▶ To do: Copy all of the records below verbatim.

Records contained in a dataset
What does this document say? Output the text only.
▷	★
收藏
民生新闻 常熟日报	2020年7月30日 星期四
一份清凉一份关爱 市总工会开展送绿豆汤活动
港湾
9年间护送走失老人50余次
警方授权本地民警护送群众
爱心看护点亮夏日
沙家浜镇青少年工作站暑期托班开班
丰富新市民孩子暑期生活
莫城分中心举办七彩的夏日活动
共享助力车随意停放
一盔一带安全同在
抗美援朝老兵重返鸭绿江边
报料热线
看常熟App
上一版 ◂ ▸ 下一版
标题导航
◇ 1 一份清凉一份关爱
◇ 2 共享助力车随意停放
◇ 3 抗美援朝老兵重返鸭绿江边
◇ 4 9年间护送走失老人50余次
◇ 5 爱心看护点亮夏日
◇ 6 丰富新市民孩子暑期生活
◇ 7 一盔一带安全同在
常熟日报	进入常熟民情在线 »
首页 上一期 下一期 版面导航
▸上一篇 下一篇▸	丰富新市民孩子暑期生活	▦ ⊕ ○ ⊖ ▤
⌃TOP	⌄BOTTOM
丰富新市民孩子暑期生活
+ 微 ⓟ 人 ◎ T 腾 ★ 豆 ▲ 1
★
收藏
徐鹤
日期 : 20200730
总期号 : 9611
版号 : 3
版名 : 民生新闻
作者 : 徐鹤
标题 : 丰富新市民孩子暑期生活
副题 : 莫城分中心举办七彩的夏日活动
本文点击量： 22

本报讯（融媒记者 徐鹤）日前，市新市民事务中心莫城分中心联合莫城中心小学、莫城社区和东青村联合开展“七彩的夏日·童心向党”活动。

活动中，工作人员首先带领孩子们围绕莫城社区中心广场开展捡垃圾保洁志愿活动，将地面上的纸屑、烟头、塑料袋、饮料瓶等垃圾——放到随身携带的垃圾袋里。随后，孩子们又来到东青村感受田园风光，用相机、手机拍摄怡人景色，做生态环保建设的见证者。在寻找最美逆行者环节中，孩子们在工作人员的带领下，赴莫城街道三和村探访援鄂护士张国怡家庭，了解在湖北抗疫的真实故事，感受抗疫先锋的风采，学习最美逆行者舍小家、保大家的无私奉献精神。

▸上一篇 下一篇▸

▶ Result:
What does this document say? Output the text only.
▷	★
收藏
民生新闻 常熟日报	2020年7月30日 星期四
一份清凉一份关爱 市总工会开展送绿豆汤活动
港湾
9年间护送走失老人50余次
警方授权本地民警护送群众
爱心看护点亮夏日
沙家浜镇青少年工作站暑期托班开班
丰富新市民孩子暑期生活
莫城分中心举办七彩的夏日活动
共享助力车随意停放
一盔一带安全同在
抗美援朝老兵重返鸭绿江边
报料热线
看常熟App
上一版 ◂ ▸ 下一版
标题导航
◇ 1 一份清凉一份关爱
◇ 2 共享助力车随意停放
◇ 3 抗美援朝老兵重返鸭绿江边
◇ 4 9年间护送走失老人50余次
◇ 5 爱心看护点亮夏日
◇ 6 丰富新市民孩子暑期生活
◇ 7 一盔一带安全同在
常熟日报	进入常熟民情在线 »
首页 上一期 下一期 版面导航
▸上一篇 下一篇▸	丰富新市民孩子暑期生活	▦ ⊕ ○ ⊖ ▤
⌃TOP	⌄BOTTOM
丰富新市民孩子暑期生活
+ 微 ⓟ 人 ◎ T 腾 ★ 豆 ▲ 1
★
收藏
徐鹤
日期 : 20200730
总期号 : 9611
版号 : 3
版名 : 民生新闻
作者 : 徐鹤
标题 : 丰富新市民孩子暑期生活
副题 : 莫城分中心举办七彩的夏日活动
本文点击量： 22

本报讯（融媒记者 徐鹤）日前，市新市民事务中心莫城分中心联合莫城中心小学、莫城社区和东青村联合开展“七彩的夏日·童心向党”活动。

活动中，工作人员首先带领孩子们围绕莫城社区中心广场开展捡垃圾保洁志愿活动，将地面上的纸屑、烟头、塑料袋、饮料瓶等垃圾——放到随身携带的垃圾袋里。随后，孩子们又来到东青村感受田园风光，用相机、手机拍摄怡人景色，做生态环保建设的见证者。在寻找最美逆行者环节中，孩子们在工作人员的带领下，赴莫城街道三和村探访援鄂护士张国怡家庭，了解在湖北抗疫的真实故事，感受抗疫先锋的风采，学习最美逆行者舍小家、保大家的无私奉献精神。

▸上一篇 下一篇▸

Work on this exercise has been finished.